Say how many lines contain "BLACK"; the answer is the number alone.

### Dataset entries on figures
- - -

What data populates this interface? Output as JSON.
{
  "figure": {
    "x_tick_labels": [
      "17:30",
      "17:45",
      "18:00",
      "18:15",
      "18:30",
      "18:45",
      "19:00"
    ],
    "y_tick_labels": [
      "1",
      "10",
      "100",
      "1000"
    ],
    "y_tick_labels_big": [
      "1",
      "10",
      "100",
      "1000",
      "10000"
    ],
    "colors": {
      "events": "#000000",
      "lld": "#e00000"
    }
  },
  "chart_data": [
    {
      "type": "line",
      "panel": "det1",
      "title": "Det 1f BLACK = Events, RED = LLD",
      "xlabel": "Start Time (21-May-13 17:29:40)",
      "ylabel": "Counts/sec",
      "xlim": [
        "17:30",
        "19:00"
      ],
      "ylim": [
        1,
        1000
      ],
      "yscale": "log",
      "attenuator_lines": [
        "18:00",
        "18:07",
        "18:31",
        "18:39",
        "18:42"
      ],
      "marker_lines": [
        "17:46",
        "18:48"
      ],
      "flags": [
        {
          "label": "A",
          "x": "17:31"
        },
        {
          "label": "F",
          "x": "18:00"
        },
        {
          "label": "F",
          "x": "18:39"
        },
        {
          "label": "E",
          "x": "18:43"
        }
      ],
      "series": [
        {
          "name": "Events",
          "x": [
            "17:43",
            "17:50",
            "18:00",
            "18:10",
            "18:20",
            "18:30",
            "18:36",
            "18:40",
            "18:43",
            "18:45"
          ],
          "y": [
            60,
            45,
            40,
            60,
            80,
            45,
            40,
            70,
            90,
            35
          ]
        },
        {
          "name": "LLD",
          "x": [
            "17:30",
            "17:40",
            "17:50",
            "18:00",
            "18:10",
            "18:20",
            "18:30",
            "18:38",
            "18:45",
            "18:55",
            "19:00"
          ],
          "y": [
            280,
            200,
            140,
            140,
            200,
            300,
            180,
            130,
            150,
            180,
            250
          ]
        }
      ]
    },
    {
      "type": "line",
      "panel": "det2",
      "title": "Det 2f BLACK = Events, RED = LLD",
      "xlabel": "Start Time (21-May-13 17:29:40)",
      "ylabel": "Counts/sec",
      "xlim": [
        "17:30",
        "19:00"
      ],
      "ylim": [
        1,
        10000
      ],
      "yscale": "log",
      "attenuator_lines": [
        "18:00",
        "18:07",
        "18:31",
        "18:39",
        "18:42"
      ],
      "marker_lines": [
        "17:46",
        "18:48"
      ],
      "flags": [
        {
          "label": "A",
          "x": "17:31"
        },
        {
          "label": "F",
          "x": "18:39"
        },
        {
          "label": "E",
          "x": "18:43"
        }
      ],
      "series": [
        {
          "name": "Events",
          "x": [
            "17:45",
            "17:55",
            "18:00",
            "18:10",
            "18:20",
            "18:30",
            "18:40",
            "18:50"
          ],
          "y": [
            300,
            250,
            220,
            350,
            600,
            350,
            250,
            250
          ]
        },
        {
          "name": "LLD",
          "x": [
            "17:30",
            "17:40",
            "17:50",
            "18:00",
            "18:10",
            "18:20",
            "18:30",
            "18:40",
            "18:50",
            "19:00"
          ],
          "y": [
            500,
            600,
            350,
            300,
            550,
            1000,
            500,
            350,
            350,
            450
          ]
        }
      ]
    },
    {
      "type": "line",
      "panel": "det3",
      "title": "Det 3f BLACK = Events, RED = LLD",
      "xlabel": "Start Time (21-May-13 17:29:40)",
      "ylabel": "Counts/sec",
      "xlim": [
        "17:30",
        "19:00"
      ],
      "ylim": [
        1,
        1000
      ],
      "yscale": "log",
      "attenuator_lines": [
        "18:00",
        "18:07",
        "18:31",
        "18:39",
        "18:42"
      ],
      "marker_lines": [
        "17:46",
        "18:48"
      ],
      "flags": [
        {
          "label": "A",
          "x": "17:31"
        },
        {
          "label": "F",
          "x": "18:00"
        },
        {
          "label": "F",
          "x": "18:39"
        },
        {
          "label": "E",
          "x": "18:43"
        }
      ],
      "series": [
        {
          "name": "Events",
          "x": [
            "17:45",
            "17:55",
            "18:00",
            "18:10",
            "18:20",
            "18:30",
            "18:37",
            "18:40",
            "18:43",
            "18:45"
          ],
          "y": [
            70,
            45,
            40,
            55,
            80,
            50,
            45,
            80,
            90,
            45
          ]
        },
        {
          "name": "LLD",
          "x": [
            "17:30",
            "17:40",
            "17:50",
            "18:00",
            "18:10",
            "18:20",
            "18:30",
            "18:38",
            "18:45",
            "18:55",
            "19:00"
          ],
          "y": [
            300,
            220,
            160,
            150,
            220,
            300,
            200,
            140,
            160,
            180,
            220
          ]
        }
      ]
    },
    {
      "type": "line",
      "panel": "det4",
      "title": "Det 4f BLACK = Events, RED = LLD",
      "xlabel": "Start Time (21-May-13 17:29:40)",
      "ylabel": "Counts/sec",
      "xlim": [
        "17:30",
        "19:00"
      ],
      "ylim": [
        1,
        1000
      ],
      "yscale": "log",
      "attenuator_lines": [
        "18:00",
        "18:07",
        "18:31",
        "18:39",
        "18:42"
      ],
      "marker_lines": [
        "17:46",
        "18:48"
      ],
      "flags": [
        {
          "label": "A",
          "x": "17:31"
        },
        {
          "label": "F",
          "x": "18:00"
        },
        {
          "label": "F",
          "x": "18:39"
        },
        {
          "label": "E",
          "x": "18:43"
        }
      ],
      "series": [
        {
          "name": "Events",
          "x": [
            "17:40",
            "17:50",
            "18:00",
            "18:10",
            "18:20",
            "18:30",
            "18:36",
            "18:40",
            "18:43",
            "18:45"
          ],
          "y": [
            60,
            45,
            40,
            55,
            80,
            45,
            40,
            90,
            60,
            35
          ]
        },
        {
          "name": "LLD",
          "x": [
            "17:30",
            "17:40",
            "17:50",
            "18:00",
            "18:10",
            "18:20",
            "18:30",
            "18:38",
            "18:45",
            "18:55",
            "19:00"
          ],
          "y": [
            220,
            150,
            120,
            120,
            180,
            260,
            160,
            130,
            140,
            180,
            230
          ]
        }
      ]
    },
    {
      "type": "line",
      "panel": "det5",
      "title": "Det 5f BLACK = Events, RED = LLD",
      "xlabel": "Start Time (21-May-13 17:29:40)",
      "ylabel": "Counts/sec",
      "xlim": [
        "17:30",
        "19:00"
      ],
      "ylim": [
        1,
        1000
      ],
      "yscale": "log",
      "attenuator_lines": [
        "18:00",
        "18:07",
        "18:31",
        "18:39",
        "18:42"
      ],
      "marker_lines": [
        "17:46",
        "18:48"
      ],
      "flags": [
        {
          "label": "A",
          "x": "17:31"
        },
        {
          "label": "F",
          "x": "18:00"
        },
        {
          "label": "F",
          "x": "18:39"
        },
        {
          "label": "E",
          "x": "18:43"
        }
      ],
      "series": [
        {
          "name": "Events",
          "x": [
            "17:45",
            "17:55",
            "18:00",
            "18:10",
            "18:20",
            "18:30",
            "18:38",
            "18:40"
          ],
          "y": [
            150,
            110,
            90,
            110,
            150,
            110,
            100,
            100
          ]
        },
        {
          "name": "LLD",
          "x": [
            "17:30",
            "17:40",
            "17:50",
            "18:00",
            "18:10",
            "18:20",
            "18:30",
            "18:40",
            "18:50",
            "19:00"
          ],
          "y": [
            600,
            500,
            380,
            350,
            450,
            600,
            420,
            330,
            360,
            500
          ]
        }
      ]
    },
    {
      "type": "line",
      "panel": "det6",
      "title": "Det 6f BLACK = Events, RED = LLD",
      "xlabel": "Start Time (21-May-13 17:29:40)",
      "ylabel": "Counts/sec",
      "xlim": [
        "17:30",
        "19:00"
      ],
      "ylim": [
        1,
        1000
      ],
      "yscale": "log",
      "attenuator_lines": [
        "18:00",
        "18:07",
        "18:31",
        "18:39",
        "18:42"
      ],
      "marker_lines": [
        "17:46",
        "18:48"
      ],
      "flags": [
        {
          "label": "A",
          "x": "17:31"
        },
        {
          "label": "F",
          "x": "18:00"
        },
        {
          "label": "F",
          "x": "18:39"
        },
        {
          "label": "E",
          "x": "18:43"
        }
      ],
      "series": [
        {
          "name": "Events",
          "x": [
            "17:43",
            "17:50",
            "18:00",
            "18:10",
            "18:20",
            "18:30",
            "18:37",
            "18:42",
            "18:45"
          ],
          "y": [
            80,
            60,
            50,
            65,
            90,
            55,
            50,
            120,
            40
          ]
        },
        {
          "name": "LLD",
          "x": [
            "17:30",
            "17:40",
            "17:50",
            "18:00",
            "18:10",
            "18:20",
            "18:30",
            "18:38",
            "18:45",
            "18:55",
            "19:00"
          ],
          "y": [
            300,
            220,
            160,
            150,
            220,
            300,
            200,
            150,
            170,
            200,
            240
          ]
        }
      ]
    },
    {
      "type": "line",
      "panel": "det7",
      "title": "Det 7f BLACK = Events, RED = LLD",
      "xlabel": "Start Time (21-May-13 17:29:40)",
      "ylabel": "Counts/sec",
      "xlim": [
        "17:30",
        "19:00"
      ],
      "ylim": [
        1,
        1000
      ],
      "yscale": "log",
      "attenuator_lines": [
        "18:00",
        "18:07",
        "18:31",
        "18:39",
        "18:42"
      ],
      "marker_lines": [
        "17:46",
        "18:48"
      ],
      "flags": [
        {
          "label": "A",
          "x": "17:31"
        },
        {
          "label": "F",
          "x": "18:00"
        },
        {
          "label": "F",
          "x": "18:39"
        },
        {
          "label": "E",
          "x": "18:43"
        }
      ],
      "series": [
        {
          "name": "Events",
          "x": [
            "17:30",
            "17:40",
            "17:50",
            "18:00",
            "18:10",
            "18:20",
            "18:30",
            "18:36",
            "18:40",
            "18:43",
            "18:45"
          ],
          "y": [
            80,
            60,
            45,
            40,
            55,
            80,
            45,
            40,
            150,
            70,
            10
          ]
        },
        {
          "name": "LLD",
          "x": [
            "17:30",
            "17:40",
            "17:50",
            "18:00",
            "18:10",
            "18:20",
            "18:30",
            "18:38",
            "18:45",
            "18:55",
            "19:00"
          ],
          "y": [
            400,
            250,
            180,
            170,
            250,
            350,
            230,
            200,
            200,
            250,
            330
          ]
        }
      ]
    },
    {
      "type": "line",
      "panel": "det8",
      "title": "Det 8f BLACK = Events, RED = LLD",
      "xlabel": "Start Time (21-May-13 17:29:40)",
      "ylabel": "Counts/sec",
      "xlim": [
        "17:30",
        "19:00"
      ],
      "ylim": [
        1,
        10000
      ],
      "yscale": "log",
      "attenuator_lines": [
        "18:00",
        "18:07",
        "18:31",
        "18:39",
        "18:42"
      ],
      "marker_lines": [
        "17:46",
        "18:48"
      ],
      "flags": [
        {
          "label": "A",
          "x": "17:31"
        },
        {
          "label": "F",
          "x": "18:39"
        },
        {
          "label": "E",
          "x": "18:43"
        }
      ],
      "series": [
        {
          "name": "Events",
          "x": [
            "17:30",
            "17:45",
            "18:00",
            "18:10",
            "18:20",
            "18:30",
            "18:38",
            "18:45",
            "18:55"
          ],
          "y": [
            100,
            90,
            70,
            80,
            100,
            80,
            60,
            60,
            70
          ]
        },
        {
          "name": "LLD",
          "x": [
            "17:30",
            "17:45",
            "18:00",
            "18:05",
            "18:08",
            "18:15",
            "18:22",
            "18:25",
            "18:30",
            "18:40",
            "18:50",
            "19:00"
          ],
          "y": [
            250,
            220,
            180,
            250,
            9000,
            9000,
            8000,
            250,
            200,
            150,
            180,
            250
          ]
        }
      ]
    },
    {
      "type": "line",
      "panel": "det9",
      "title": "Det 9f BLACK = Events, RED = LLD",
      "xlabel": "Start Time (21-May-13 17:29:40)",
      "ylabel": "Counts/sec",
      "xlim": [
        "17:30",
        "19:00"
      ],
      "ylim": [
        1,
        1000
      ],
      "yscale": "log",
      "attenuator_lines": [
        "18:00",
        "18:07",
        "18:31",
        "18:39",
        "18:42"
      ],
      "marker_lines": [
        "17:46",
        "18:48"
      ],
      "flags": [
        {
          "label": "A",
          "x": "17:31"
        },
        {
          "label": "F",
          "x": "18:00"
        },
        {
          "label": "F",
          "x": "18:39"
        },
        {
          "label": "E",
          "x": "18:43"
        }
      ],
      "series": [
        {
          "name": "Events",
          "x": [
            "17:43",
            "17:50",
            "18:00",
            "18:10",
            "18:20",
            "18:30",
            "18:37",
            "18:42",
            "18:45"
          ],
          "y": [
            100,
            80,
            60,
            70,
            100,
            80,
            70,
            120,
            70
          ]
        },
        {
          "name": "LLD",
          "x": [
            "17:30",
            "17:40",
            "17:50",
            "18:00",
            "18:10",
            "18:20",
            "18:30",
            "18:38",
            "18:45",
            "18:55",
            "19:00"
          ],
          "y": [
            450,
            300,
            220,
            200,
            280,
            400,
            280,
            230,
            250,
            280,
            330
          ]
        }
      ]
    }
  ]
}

- - -

### Solution to this task
9